--- start Data shown ---

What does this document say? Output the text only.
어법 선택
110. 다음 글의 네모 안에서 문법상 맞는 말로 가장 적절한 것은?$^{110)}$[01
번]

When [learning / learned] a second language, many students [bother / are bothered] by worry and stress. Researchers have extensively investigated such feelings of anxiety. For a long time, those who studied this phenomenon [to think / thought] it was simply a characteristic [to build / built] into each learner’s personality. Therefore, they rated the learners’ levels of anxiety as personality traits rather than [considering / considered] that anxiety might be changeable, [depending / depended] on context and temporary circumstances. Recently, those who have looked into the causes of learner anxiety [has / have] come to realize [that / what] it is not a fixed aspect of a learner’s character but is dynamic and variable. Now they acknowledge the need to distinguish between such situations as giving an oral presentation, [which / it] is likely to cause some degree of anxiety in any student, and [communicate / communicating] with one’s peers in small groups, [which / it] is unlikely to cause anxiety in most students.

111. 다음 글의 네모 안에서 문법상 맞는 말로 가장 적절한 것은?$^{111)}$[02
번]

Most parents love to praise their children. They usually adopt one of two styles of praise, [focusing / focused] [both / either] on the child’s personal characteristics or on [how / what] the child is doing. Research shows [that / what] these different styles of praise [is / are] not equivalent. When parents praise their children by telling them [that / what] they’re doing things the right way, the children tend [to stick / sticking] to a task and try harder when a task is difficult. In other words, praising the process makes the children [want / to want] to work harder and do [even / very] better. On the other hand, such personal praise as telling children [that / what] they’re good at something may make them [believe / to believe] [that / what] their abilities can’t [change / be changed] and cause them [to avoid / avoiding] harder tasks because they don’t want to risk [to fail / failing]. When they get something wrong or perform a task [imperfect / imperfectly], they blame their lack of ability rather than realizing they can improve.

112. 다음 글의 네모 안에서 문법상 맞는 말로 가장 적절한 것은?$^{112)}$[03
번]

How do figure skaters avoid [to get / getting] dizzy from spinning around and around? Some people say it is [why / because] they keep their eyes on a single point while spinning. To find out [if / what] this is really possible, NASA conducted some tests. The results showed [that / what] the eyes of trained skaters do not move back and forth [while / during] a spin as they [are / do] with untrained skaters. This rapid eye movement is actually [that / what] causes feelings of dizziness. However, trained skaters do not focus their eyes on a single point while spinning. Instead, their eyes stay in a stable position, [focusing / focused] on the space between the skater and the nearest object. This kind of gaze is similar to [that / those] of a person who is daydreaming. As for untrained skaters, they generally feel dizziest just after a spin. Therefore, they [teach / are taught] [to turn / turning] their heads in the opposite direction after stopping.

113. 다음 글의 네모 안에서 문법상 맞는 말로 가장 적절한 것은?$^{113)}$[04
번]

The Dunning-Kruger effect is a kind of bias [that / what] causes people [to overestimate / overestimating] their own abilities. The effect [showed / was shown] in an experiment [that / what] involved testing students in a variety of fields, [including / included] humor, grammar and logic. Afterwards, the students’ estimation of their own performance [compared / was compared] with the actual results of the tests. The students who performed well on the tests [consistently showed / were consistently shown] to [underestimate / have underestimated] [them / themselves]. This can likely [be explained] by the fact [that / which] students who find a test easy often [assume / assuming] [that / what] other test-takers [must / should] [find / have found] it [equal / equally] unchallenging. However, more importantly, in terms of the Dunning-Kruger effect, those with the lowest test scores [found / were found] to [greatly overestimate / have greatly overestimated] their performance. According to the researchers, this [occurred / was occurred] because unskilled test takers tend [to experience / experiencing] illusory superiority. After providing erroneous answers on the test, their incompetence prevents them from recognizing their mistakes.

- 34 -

--- end Data shown ---

#### [Work instructions]
Extract the entries above verbatim.

#### [Written response]
What does this document say? Output the text only.
어법 선택
110. 다음 글의 네모 안에서 문법상 맞는 말로 가장 적절한 것은?$^{110)}$[01
번]

When [learning / learned] a second language, many students [bother / are bothered] by worry and stress. Researchers have extensively investigated such feelings of anxiety. For a long time, those who studied this phenomenon [to think / thought] it was simply a characteristic [to build / built] into each learner’s personality. Therefore, they rated the learners’ levels of anxiety as personality traits rather than [considering / considered] that anxiety might be changeable, [depending / depended] on context and temporary circumstances. Recently, those who have looked into the causes of learner anxiety [has / have] come to realize [that / what] it is not a fixed aspect of a learner’s character but is dynamic and variable. Now they acknowledge the need to distinguish between such situations as giving an oral presentation, [which / it] is likely to cause some degree of anxiety in any student, and [communicate / communicating] with one’s peers in small groups, [which / it] is unlikely to cause anxiety in most students.

111. 다음 글의 네모 안에서 문법상 맞는 말로 가장 적절한 것은?$^{111)}$[02
번]

Most parents love to praise their children. They usually adopt one of two styles of praise, [focusing / focused] [both / either] on the child’s personal characteristics or on [how / what] the child is doing. Research shows [that / what] these different styles of praise [is / are] not equivalent. When parents praise their children by telling them [that / what] they’re doing things the right way, the children tend [to stick / sticking] to a task and try harder when a task is difficult. In other words, praising the process makes the children [want / to want] to work harder and do [even / very] better. On the other hand, such personal praise as telling children [that / what] they’re good at something may make them [believe / to believe] [that / what] their abilities can’t [change / be changed] and cause them [to avoid / avoiding] harder tasks because they don’t want to risk [to fail / failing]. When they get something wrong or perform a task [imperfect / imperfectly], they blame their lack of ability rather than realizing they can improve.

112. 다음 글의 네모 안에서 문법상 맞는 말로 가장 적절한 것은?$^{112)}$[03
번]

How do figure skaters avoid [to get / getting] dizzy from spinning around and around? Some people say it is [why / because] they keep their eyes on a single point while spinning. To find out [if / what] this is really possible, NASA conducted some tests. The results showed [that / what] the eyes of trained skaters do not move back and forth [while / during] a spin as they [are / do] with untrained skaters. This rapid eye movement is actually [that / what] causes feelings of dizziness. However, trained skaters do not focus their eyes on a single point while spinning. Instead, their eyes stay in a stable position, [focusing / focused] on the space between the skater and the nearest object. This kind of gaze is similar to [that / those] of a person who is daydreaming. As for untrained skaters, they generally feel dizziest just after a spin. Therefore, they [teach / are taught] [to turn / turning] their heads in the opposite direction after stopping.

113. 다음 글의 네모 안에서 문법상 맞는 말로 가장 적절한 것은?$^{113)}$[04
번]

The Dunning-Kruger effect is a kind of bias [that / what] causes people [to overestimate / overestimating] their own abilities. The effect [showed / was shown] in an experiment [that / what] involved testing students in a variety of fields, [including / included] humor, grammar and logic. Afterwards, the students’ estimation of their own performance [compared / was compared] with the actual results of the tests. The students who performed well on the tests [consistently showed / were consistently shown] to [underestimate / have underestimated] [them / themselves]. This can likely [be explained] by the fact [that / which] students who find a test easy often [assume / assuming] [that / what] other test-takers [must / should] [find / have found] it [equal / equally] unchallenging. However, more importantly, in terms of the Dunning-Kruger effect, those with the lowest test scores [found / were found] to [greatly overestimate / have greatly overestimated] their performance. According to the researchers, this [occurred / was occurred] because unskilled test takers tend [to experience / experiencing] illusory superiority. After providing erroneous answers on the test, their incompetence prevents them from recognizing their mistakes.

- 34 -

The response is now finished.